WHAT IS BEING ASKED:
Pick every line with "미사없음" from the material below.
— START GIVEN RECORDS —
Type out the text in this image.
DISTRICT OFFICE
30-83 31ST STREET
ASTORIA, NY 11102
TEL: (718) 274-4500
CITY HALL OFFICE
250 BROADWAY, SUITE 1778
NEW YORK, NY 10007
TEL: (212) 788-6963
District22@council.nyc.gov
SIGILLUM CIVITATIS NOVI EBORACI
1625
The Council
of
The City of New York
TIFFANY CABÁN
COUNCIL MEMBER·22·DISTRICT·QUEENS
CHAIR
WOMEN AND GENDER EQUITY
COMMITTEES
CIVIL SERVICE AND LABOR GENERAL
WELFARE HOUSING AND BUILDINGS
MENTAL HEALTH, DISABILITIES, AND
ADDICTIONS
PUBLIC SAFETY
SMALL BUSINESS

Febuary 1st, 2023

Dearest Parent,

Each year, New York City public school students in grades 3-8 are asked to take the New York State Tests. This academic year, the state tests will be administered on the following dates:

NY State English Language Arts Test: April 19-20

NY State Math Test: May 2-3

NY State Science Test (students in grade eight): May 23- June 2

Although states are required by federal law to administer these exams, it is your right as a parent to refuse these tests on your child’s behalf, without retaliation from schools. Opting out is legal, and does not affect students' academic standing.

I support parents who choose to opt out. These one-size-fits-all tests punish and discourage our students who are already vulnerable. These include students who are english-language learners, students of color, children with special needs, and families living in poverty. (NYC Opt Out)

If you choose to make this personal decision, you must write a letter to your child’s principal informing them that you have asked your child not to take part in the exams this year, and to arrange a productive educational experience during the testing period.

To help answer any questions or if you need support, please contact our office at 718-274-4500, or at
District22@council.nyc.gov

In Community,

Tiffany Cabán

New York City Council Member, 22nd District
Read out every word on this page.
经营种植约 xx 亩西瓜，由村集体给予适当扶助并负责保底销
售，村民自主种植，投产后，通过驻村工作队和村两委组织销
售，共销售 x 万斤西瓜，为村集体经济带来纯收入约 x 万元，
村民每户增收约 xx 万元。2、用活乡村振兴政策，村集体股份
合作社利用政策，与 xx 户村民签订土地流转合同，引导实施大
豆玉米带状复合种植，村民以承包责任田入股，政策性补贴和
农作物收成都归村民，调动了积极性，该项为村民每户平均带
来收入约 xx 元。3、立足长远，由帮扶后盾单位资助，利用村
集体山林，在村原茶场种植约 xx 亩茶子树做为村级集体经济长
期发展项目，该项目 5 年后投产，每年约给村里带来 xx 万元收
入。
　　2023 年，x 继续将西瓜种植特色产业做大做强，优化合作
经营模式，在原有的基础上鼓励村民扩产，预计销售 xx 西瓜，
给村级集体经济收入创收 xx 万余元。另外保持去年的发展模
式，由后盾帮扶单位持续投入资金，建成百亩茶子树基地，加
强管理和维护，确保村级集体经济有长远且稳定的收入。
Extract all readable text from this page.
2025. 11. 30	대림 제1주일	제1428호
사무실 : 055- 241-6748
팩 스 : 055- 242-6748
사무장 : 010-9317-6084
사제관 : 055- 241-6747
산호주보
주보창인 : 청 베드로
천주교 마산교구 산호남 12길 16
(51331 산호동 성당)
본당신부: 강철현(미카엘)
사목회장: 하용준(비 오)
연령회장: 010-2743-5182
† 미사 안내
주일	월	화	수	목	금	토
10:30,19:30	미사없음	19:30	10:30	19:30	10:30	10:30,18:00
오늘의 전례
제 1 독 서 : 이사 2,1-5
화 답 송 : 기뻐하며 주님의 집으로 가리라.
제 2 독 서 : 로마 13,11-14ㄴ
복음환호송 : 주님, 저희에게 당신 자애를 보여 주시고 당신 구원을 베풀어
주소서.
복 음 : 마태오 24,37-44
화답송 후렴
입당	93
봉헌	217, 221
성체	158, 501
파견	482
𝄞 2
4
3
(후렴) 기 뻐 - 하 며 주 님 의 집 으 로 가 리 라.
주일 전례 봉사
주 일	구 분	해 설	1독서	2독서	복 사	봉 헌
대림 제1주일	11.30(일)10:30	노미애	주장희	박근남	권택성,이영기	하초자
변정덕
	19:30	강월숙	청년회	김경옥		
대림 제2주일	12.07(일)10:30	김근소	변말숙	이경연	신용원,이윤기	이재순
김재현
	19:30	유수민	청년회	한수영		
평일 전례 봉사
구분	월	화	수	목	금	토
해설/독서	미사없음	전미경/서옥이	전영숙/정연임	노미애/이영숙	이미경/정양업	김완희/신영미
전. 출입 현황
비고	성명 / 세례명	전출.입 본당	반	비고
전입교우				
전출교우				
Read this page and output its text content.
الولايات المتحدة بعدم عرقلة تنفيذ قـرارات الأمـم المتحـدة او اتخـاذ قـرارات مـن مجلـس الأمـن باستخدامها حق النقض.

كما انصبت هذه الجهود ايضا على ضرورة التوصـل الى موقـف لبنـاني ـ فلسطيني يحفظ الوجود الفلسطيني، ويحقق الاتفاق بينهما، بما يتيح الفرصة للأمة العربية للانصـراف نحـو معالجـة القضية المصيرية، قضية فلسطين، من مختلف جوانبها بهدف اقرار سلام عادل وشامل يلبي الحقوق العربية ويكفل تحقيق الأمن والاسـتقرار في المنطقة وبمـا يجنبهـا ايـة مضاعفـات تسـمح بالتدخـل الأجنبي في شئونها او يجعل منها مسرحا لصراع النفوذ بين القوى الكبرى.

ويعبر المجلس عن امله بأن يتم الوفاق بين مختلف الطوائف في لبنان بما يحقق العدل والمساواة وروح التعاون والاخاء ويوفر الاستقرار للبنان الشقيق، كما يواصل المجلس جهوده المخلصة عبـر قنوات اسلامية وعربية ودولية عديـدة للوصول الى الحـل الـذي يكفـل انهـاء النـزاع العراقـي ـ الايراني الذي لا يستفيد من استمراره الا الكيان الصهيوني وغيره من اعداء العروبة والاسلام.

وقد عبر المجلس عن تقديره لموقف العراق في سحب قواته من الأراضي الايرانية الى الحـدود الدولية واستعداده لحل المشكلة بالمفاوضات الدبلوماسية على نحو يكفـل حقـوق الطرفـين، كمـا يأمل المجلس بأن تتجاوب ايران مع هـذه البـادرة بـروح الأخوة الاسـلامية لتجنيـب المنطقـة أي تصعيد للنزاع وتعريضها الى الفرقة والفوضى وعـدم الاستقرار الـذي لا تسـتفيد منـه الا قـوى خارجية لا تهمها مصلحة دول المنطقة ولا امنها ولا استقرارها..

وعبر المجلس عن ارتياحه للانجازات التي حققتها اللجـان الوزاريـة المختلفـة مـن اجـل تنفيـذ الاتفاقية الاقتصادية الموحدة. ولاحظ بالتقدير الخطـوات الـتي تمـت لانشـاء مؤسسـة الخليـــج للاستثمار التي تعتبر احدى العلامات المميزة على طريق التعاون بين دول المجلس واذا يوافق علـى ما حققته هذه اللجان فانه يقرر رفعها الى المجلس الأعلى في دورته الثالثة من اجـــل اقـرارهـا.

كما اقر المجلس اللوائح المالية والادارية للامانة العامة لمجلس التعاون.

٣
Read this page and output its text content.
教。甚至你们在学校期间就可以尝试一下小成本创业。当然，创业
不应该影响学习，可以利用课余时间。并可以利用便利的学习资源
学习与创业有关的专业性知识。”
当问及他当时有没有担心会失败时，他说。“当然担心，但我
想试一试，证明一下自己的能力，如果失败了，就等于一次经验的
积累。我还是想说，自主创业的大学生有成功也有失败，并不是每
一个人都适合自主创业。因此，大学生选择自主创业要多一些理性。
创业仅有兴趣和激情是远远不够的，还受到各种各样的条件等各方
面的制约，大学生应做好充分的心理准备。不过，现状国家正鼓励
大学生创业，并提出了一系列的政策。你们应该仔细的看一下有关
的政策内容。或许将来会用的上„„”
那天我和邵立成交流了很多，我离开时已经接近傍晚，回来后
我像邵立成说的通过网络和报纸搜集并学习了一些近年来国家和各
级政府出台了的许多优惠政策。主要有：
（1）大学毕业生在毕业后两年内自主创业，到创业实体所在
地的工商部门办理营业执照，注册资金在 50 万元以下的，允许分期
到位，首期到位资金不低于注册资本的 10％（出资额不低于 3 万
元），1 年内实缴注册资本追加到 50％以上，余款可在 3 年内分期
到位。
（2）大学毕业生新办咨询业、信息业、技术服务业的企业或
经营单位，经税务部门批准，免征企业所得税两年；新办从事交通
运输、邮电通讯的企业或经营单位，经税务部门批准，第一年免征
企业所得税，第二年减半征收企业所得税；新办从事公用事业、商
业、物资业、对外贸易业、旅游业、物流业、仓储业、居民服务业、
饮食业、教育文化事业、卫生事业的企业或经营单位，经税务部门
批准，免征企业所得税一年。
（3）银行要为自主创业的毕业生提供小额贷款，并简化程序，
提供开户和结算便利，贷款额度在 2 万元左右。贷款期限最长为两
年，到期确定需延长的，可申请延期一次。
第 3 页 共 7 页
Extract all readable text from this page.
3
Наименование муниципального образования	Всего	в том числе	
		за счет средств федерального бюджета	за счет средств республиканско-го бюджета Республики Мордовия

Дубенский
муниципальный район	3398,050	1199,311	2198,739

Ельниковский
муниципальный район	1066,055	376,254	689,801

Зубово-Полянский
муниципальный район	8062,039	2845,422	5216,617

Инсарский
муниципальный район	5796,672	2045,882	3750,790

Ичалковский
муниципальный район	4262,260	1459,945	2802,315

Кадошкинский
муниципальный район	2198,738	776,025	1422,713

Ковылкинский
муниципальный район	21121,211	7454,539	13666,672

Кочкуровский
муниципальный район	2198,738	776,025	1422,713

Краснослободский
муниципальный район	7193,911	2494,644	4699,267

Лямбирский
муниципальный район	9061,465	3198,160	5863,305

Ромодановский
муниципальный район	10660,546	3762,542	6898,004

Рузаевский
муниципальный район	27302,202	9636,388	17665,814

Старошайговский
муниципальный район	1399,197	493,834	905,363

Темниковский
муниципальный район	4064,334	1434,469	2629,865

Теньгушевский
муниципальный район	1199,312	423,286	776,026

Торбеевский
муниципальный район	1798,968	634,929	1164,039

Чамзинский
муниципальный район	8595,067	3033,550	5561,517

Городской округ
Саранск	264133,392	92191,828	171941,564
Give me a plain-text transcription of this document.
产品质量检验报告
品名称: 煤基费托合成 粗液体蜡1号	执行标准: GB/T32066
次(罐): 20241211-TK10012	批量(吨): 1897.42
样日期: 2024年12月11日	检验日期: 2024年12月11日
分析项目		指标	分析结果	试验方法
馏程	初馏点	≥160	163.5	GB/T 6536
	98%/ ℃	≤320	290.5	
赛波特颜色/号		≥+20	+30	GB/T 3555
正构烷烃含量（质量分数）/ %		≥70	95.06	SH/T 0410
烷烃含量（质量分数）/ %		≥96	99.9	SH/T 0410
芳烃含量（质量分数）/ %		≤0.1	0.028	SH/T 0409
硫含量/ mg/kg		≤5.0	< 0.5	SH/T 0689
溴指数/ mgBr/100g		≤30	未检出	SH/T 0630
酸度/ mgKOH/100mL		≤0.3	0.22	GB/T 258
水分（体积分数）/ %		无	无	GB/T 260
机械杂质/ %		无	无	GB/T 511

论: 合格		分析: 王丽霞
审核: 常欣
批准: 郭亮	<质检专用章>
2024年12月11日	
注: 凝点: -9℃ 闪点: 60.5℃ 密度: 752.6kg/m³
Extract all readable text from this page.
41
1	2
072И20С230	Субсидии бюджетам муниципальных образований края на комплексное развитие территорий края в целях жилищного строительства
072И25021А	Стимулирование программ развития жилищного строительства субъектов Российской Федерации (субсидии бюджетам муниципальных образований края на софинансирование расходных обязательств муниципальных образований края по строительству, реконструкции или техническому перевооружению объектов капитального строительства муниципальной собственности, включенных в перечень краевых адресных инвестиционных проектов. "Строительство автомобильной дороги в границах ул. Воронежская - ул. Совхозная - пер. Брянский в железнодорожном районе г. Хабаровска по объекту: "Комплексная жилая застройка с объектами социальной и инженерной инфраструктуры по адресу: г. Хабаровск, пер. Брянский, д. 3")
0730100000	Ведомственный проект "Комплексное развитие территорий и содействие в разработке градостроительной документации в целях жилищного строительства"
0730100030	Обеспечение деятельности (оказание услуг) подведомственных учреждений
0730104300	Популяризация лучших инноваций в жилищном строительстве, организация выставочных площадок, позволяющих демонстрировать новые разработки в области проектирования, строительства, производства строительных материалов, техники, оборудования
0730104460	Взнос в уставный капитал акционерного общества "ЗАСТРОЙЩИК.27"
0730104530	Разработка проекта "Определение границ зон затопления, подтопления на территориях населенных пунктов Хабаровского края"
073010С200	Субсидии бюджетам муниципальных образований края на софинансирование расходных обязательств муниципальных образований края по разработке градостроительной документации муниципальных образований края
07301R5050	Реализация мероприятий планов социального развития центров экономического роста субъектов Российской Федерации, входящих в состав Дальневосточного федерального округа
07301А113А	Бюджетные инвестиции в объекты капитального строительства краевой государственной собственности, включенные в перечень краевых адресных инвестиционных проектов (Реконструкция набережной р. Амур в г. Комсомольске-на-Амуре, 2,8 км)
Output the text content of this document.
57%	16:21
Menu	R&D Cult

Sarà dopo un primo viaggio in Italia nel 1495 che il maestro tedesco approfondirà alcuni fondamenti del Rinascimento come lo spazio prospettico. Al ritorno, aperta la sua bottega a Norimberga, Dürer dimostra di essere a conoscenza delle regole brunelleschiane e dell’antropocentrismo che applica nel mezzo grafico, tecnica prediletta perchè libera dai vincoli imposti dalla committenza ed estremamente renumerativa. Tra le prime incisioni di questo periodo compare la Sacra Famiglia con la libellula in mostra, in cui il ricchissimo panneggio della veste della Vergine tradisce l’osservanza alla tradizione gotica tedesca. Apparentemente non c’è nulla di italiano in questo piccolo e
— END GIVEN RECORDS —
COMPLETE ANSWER:
10:30,19:30	미사없음	19:30	10:30	19:30	10:30	10:30,18:00
해설/독서	미사없음	전미경/서옥이	전영숙/정연임	노미애/이영숙	이미경/정양업	김완희/신영미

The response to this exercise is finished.